__Exercise requirements__
Please give the listing again in its entirety, exactly as written.

* start *

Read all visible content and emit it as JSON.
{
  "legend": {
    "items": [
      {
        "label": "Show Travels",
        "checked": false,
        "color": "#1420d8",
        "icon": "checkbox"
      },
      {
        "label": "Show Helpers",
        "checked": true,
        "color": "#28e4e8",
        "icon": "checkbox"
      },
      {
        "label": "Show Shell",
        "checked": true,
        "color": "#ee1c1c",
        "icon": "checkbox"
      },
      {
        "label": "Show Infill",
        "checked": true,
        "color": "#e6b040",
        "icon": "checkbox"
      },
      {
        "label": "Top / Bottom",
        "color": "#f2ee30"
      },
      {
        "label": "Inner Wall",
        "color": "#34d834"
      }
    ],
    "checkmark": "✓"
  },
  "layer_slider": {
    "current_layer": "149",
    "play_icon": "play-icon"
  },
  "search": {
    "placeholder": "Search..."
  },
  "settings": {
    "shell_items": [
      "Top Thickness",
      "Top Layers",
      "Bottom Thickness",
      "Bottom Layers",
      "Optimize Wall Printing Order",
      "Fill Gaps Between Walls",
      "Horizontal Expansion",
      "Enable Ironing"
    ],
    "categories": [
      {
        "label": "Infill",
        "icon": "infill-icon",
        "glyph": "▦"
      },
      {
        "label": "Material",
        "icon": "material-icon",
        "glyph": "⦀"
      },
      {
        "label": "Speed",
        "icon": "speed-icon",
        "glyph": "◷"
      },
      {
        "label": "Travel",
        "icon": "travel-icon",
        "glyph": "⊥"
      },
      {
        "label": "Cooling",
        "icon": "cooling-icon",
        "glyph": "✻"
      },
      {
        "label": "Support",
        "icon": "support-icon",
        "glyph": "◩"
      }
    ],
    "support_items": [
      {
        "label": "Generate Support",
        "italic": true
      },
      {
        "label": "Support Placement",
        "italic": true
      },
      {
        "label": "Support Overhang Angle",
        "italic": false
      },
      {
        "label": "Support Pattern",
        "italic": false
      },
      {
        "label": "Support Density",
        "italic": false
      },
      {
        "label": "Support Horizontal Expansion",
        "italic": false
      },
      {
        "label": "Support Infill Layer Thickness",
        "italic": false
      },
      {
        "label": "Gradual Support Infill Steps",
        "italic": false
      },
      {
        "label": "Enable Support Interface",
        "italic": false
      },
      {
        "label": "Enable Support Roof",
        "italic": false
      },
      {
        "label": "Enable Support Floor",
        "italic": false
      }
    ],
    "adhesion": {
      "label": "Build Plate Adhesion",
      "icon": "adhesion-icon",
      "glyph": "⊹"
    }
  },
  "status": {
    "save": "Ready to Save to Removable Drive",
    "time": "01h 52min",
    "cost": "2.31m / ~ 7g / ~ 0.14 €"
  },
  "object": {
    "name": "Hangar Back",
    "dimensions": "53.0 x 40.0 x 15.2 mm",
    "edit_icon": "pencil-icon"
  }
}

* end *

__Solution below__
Read all visible content and emit it as JSON.
{
  "legend": {
    "items": [
      {
        "label": "Show Travels",
        "checked": false,
        "color": "#1420d8",
        "icon": "checkbox"
      },
      {
        "label": "Show Helpers",
        "checked": true,
        "color": "#28e4e8",
        "icon": "checkbox"
      },
      {
        "label": "Show Shell",
        "checked": true,
        "color": "#ee1c1c",
        "icon": "checkbox"
      },
      {
        "label": "Show Infill",
        "checked": true,
        "color": "#e6b040",
        "icon": "checkbox"
      },
      {
        "label": "Top / Bottom",
        "color": "#f2ee30"
      },
      {
        "label": "Inner Wall",
        "color": "#34d834"
      }
    ],
    "checkmark": "✓"
  },
  "layer_slider": {
    "current_layer": "149",
    "play_icon": "play-icon"
  },
  "search": {
    "placeholder": "Search..."
  },
  "settings": {
    "shell_items": [
      "Top Thickness",
      "Top Layers",
      "Bottom Thickness",
      "Bottom Layers",
      "Optimize Wall Printing Order",
      "Fill Gaps Between Walls",
      "Horizontal Expansion",
      "Enable Ironing"
    ],
    "categories": [
      {
        "label": "Infill",
        "icon": "infill-icon",
        "glyph": "▦"
      },
      {
        "label": "Material",
        "icon": "material-icon",
        "glyph": "⦀"
      },
      {
        "label": "Speed",
        "icon": "speed-icon",
        "glyph": "◷"
      },
      {
        "label": "Travel",
        "icon": "travel-icon",
        "glyph": "⊥"
      },
      {
        "label": "Cooling",
        "icon": "cooling-icon",
        "glyph": "✻"
      },
      {
        "label": "Support",
        "icon": "support-icon",
        "glyph": "◩"
      }
    ],
    "support_items": [
      {
        "label": "Generate Support",
        "italic": true
      },
      {
        "label": "Support Placement",
        "italic": true
      },
      {
        "label": "Support Overhang Angle",
        "italic": false
      },
      {
        "label": "Support Pattern",
        "italic": false
      },
      {
        "label": "Support Density",
        "italic": false
      },
      {
        "label": "Support Horizontal Expansion",
        "italic": false
      },
      {
        "label": "Support Infill Layer Thickness",
        "italic": false
      },
      {
        "label": "Gradual Support Infill Steps",
        "italic": false
      },
      {
        "label": "Enable Support Interface",
        "italic": false
      },
      {
        "label": "Enable Support Roof",
        "italic": false
      },
      {
        "label": "Enable Support Floor",
        "italic": false
      }
    ],
    "adhesion": {
      "label": "Build Plate Adhesion",
      "icon": "adhesion-icon",
      "glyph": "⊹"
    }
  },
  "status": {
    "save": "Ready to Save to Removable Drive",
    "time": "01h 52min",
    "cost": "2.31m / ~ 7g / ~ 0.14 €"
  },
  "object": {
    "name": "Hangar Back",
    "dimensions": "53.0 x 40.0 x 15.2 mm",
    "edit_icon": "pencil-icon"
  }
}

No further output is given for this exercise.